==== DATA SHOWN
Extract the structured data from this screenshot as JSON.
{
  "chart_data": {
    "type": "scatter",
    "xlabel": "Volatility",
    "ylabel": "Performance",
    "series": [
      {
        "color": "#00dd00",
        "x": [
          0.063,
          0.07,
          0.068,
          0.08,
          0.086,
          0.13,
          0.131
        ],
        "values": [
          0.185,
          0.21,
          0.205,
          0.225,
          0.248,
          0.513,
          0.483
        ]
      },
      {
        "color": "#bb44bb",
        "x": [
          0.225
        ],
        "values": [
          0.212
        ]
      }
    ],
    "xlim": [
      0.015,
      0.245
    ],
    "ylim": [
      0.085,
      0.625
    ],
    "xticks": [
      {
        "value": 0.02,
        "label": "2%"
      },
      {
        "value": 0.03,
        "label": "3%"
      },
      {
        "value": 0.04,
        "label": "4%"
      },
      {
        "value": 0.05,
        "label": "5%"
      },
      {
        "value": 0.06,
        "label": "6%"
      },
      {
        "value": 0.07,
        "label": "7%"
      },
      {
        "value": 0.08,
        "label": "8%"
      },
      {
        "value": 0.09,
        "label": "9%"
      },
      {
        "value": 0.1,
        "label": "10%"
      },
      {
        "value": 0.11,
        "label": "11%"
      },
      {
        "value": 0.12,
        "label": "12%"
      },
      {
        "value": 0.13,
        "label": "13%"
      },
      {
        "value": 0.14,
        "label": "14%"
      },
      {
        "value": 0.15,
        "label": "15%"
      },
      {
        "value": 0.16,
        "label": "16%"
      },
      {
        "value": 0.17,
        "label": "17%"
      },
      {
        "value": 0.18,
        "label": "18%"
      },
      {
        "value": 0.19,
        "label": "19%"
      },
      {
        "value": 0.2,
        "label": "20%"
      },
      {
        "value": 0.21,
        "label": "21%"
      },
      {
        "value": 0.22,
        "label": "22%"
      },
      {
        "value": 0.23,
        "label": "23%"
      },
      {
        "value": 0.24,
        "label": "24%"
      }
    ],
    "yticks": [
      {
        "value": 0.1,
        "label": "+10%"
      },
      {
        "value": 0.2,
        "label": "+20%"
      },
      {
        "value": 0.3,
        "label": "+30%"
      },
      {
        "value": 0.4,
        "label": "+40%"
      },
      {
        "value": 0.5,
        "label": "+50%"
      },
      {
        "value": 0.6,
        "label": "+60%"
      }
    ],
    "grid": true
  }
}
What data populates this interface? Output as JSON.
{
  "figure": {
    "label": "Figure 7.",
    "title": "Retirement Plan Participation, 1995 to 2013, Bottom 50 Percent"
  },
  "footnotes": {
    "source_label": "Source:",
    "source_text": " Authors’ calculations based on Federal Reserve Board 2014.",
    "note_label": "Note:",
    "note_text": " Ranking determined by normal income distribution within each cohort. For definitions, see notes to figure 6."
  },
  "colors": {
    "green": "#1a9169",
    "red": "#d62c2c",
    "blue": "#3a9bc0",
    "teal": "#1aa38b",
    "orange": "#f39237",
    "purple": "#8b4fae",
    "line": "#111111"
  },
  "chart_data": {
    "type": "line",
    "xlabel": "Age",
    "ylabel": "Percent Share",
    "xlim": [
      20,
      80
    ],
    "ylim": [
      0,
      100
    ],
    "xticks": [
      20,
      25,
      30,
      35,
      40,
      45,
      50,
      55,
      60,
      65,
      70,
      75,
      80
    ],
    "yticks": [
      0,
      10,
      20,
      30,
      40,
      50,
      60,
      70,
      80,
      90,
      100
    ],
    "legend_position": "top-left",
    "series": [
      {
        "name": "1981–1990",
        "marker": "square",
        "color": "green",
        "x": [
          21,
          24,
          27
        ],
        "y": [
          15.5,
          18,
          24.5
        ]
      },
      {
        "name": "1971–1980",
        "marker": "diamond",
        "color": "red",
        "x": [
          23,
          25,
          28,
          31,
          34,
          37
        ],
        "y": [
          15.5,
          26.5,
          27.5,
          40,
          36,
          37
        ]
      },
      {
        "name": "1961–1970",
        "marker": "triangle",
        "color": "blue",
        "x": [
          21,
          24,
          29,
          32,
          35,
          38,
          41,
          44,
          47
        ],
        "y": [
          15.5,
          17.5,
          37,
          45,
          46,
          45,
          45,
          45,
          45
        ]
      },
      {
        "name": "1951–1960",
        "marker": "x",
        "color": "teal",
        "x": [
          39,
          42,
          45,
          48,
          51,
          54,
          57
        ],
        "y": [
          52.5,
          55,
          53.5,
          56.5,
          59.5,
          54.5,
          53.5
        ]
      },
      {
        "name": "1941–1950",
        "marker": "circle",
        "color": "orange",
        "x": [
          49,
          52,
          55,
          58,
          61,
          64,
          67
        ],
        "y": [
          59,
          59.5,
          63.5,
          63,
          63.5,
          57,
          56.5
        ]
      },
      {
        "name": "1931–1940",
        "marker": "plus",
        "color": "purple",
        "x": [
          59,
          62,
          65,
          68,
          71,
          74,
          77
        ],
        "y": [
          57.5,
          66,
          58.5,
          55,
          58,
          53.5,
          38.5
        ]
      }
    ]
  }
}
========
Once more, set down the full listing, verbatim.

● RESULT OF THE TASK
Extract the structured data from this screenshot as JSON.
{
  "chart_data": {
    "type": "scatter",
    "xlabel": "Volatility",
    "ylabel": "Performance",
    "series": [
      {
        "color": "#00dd00",
        "x": [
          0.063,
          0.07,
          0.068,
          0.08,
          0.086,
          0.13,
          0.131
        ],
        "values": [
          0.185,
          0.21,
          0.205,
          0.225,
          0.248,
          0.513,
          0.483
        ]
      },
      {
        "color": "#bb44bb",
        "x": [
          0.225
        ],
        "values": [
          0.212
        ]
      }
    ],
    "xlim": [
      0.015,
      0.245
    ],
    "ylim": [
      0.085,
      0.625
    ],
    "xticks": [
      {
        "value": 0.02,
        "label": "2%"
      },
      {
        "value": 0.03,
        "label": "3%"
      },
      {
        "value": 0.04,
        "label": "4%"
      },
      {
        "value": 0.05,
        "label": "5%"
      },
      {
        "value": 0.06,
        "label": "6%"
      },
      {
        "value": 0.07,
        "label": "7%"
      },
      {
        "value": 0.08,
        "label": "8%"
      },
      {
        "value": 0.09,
        "label": "9%"
      },
      {
        "value": 0.1,
        "label": "10%"
      },
      {
        "value": 0.11,
        "label": "11%"
      },
      {
        "value": 0.12,
        "label": "12%"
      },
      {
        "value": 0.13,
        "label": "13%"
      },
      {
        "value": 0.14,
        "label": "14%"
      },
      {
        "value": 0.15,
        "label": "15%"
      },
      {
        "value": 0.16,
        "label": "16%"
      },
      {
        "value": 0.17,
        "label": "17%"
      },
      {
        "value": 0.18,
        "label": "18%"
      },
      {
        "value": 0.19,
        "label": "19%"
      },
      {
        "value": 0.2,
        "label": "20%"
      },
      {
        "value": 0.21,
        "label": "21%"
      },
      {
        "value": 0.22,
        "label": "22%"
      },
      {
        "value": 0.23,
        "label": "23%"
      },
      {
        "value": 0.24,
        "label": "24%"
      }
    ],
    "yticks": [
      {
        "value": 0.1,
        "label": "+10%"
      },
      {
        "value": 0.2,
        "label": "+20%"
      },
      {
        "value": 0.3,
        "label": "+30%"
      },
      {
        "value": 0.4,
        "label": "+40%"
      },
      {
        "value": 0.5,
        "label": "+50%"
      },
      {
        "value": 0.6,
        "label": "+60%"
      }
    ],
    "grid": true
  }
}
What data populates this interface? Output as JSON.
{
  "figure": {
    "label": "Figure 7.",
    "title": "Retirement Plan Participation, 1995 to 2013, Bottom 50 Percent"
  },
  "footnotes": {
    "source_label": "Source:",
    "source_text": " Authors’ calculations based on Federal Reserve Board 2014.",
    "note_label": "Note:",
    "note_text": " Ranking determined by normal income distribution within each cohort. For definitions, see notes to figure 6."
  },
  "colors": {
    "green": "#1a9169",
    "red": "#d62c2c",
    "blue": "#3a9bc0",
    "teal": "#1aa38b",
    "orange": "#f39237",
    "purple": "#8b4fae",
    "line": "#111111"
  },
  "chart_data": {
    "type": "line",
    "xlabel": "Age",
    "ylabel": "Percent Share",
    "xlim": [
      20,
      80
    ],
    "ylim": [
      0,
      100
    ],
    "xticks": [
      20,
      25,
      30,
      35,
      40,
      45,
      50,
      55,
      60,
      65,
      70,
      75,
      80
    ],
    "yticks": [
      0,
      10,
      20,
      30,
      40,
      50,
      60,
      70,
      80,
      90,
      100
    ],
    "legend_position": "top-left",
    "series": [
      {
        "name": "1981–1990",
        "marker": "square",
        "color": "green",
        "x": [
          21,
          24,
          27
        ],
        "y": [
          15.5,
          18,
          24.5
        ]
      },
      {
        "name": "1971–1980",
        "marker": "diamond",
        "color": "red",
        "x": [
          23,
          25,
          28,
          31,
          34,
          37
        ],
        "y": [
          15.5,
          26.5,
          27.5,
          40,
          36,
          37
        ]
      },
      {
        "name": "1961–1970",
        "marker": "triangle",
        "color": "blue",
        "x": [
          21,
          24,
          29,
          32,
          35,
          38,
          41,
          44,
          47
        ],
        "y": [
          15.5,
          17.5,
          37,
          45,
          46,
          45,
          45,
          45,
          45
        ]
      },
      {
        "name": "1951–1960",
        "marker": "x",
        "color": "teal",
        "x": [
          39,
          42,
          45,
          48,
          51,
          54,
          57
        ],
        "y": [
          52.5,
          55,
          53.5,
          56.5,
          59.5,
          54.5,
          53.5
        ]
      },
      {
        "name": "1941–1950",
        "marker": "circle",
        "color": "orange",
        "x": [
          49,
          52,
          55,
          58,
          61,
          64,
          67
        ],
        "y": [
          59,
          59.5,
          63.5,
          63,
          63.5,
          57,
          56.5
        ]
      },
      {
        "name": "1931–1940",
        "marker": "plus",
        "color": "purple",
        "x": [
          59,
          62,
          65,
          68,
          71,
          74,
          77
        ],
        "y": [
          57.5,
          66,
          58.5,
          55,
          58,
          53.5,
          38.5
        ]
      }
    ]
  }
}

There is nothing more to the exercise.